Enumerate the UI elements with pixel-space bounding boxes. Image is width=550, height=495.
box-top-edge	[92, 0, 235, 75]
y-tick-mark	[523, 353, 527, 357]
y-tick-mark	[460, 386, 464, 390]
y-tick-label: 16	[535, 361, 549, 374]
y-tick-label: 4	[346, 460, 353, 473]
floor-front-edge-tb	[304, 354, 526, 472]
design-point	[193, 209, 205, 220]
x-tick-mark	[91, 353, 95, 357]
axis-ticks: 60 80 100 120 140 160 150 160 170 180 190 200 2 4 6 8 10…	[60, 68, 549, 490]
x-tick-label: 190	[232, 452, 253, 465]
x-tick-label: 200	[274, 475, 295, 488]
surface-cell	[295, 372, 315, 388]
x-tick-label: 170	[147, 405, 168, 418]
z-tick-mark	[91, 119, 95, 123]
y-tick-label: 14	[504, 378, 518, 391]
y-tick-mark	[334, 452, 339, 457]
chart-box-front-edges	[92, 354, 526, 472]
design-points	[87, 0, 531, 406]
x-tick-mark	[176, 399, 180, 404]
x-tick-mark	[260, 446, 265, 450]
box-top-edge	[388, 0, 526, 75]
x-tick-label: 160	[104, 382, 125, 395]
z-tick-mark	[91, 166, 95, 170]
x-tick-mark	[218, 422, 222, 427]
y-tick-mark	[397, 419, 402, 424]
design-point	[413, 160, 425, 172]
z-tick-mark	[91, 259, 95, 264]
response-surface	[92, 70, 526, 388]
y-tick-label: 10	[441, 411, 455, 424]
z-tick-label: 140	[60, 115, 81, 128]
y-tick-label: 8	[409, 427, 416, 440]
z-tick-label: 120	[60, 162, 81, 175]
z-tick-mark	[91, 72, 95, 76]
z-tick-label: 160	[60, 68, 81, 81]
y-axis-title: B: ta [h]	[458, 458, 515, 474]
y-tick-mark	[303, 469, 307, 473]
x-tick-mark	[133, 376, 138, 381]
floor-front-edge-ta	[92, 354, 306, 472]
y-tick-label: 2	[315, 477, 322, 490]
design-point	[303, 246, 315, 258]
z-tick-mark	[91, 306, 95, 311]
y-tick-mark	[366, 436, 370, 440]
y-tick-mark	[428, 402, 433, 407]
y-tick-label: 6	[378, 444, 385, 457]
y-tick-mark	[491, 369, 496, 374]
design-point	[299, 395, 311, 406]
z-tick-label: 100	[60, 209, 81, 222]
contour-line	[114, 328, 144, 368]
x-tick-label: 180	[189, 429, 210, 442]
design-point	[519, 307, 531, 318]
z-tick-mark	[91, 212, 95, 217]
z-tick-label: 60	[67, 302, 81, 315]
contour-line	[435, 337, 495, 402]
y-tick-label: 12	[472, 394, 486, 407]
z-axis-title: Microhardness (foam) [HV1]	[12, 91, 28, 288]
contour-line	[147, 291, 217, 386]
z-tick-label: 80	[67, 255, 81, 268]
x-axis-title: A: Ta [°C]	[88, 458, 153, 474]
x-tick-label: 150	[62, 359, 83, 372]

★ ★ ★ ★ ★ ★ ★

### [Directions for this task]
Reproduce every line of the records above as a numbered list, omitting any blank lines.

### [Task output]
1. Enumerate the UI elements with pixel-space bounding boxes. Image is width=550, height=495.
2. box-top-edge	[92, 0, 235, 75]
3. y-tick-mark	[523, 353, 527, 357]
4. y-tick-mark	[460, 386, 464, 390]
5. y-tick-label: 16	[535, 361, 549, 374]
6. y-tick-label: 4	[346, 460, 353, 473]
7. floor-front-edge-tb	[304, 354, 526, 472]
8. design-point	[193, 209, 205, 220]
9. x-tick-mark	[91, 353, 95, 357]
10. axis-ticks: 60 80 100 120 140 160 150 160 170 180 190 200 2 4 6 8 10…	[60, 68, 549, 490]
11. x-tick-label: 190	[232, 452, 253, 465]
12. x-tick-label: 200	[274, 475, 295, 488]
13. surface-cell	[295, 372, 315, 388]
14. x-tick-label: 170	[147, 405, 168, 418]
15. z-tick-mark	[91, 119, 95, 123]
16. y-tick-label: 14	[504, 378, 518, 391]
17. y-tick-mark	[334, 452, 339, 457]
18. chart-box-front-edges	[92, 354, 526, 472]
19. design-points	[87, 0, 531, 406]
20. x-tick-mark	[176, 399, 180, 404]
21. x-tick-mark	[260, 446, 265, 450]
22. box-top-edge	[388, 0, 526, 75]
23. x-tick-label: 160	[104, 382, 125, 395]
24. z-tick-mark	[91, 166, 95, 170]
25. x-tick-mark	[218, 422, 222, 427]
26. y-tick-mark	[397, 419, 402, 424]
27. design-point	[413, 160, 425, 172]
28. z-tick-mark	[91, 259, 95, 264]
29. response-surface	[92, 70, 526, 388]
30. y-tick-label: 10	[441, 411, 455, 424]
31. z-tick-label: 140	[60, 115, 81, 128]
32. y-tick-label: 8	[409, 427, 416, 440]
33. z-tick-label: 120	[60, 162, 81, 175]
34. z-tick-mark	[91, 72, 95, 76]
35. z-tick-label: 160	[60, 68, 81, 81]
36. y-axis-title: B: ta [h]	[458, 458, 515, 474]
37. y-tick-mark	[303, 469, 307, 473]
38. x-tick-mark	[133, 376, 138, 381]
39. floor-front-edge-ta	[92, 354, 306, 472]
40. y-tick-label: 2	[315, 477, 322, 490]
41. design-point	[303, 246, 315, 258]
42. z-tick-mark	[91, 306, 95, 311]
43. y-tick-mark	[366, 436, 370, 440]
44. y-tick-mark	[428, 402, 433, 407]
45. y-tick-label: 6	[378, 444, 385, 457]
46. y-tick-mark	[491, 369, 496, 374]
47. design-point	[299, 395, 311, 406]
48. z-tick-label: 100	[60, 209, 81, 222]
49. contour-line	[114, 328, 144, 368]
50. x-tick-label: 180	[189, 429, 210, 442]
51. design-point	[519, 307, 531, 318]
52. z-tick-mark	[91, 212, 95, 217]
53. z-tick-label: 60	[67, 302, 81, 315]
54. contour-line	[435, 337, 495, 402]
55. y-tick-label: 12	[472, 394, 486, 407]
56. z-axis-title: Microhardness (foam) [HV1]	[12, 91, 28, 288]
57. contour-line	[147, 291, 217, 386]
58. z-tick-label: 80	[67, 255, 81, 268]
59. x-axis-title: A: Ta [°C]	[88, 458, 153, 474]
60. x-tick-label: 150	[62, 359, 83, 372]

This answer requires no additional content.